How many lines of the records hold the string "this"? Reply with the number alone.

Dataset excerpt:
_ _ _ _
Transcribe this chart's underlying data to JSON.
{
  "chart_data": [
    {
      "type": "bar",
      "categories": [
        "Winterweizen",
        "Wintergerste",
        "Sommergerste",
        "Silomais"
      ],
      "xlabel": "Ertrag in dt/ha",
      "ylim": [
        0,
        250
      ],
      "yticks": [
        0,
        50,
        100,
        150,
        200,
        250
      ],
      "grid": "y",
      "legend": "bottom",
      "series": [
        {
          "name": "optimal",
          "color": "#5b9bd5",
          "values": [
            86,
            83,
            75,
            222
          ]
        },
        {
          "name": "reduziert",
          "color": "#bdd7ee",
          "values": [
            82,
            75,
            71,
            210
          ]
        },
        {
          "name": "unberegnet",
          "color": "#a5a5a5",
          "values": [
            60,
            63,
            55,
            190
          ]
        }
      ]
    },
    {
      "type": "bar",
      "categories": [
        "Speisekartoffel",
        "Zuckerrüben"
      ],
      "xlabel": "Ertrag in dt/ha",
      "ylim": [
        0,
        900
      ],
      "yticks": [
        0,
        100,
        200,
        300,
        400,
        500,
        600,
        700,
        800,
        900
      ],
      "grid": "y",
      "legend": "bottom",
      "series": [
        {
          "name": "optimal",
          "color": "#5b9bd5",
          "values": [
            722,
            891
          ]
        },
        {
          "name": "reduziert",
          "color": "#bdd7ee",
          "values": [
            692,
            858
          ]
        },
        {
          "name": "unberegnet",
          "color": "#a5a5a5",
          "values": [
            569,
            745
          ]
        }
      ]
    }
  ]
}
_ _ _ _
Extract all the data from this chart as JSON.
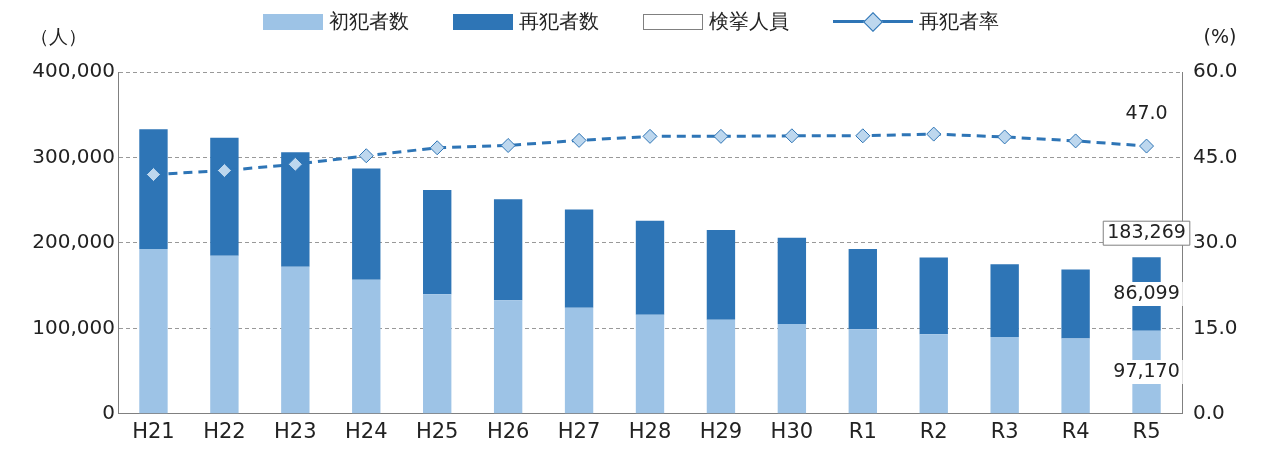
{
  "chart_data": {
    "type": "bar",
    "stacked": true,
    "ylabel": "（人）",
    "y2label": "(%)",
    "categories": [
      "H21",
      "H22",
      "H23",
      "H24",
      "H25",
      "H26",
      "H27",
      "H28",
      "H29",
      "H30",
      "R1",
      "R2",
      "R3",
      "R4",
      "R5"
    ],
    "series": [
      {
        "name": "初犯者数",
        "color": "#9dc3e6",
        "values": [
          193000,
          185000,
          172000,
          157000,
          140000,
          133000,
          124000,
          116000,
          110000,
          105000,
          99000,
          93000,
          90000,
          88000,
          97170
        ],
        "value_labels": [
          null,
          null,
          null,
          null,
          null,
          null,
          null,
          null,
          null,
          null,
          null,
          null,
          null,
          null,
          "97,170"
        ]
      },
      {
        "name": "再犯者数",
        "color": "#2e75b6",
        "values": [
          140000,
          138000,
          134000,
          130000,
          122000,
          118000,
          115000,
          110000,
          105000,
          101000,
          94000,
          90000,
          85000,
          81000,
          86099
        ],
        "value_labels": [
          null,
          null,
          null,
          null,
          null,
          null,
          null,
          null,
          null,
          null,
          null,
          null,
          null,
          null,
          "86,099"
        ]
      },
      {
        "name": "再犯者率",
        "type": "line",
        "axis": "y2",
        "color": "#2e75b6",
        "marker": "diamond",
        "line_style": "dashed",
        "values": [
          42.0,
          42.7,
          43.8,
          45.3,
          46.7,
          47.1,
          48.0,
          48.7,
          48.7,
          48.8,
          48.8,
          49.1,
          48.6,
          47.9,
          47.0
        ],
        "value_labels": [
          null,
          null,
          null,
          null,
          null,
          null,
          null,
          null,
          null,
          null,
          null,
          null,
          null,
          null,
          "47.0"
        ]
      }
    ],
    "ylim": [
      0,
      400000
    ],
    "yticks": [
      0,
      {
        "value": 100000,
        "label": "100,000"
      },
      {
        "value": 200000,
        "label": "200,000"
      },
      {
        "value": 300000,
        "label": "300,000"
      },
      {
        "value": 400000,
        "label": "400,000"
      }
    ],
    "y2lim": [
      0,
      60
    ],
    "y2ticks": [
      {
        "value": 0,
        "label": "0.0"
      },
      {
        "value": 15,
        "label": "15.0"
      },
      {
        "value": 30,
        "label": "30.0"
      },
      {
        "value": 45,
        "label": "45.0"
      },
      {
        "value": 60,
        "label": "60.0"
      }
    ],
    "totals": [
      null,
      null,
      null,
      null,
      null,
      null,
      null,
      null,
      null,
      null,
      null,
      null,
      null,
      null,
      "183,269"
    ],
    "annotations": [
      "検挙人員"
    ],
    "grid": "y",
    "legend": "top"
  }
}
_ _ _ _
[Exercise output] 2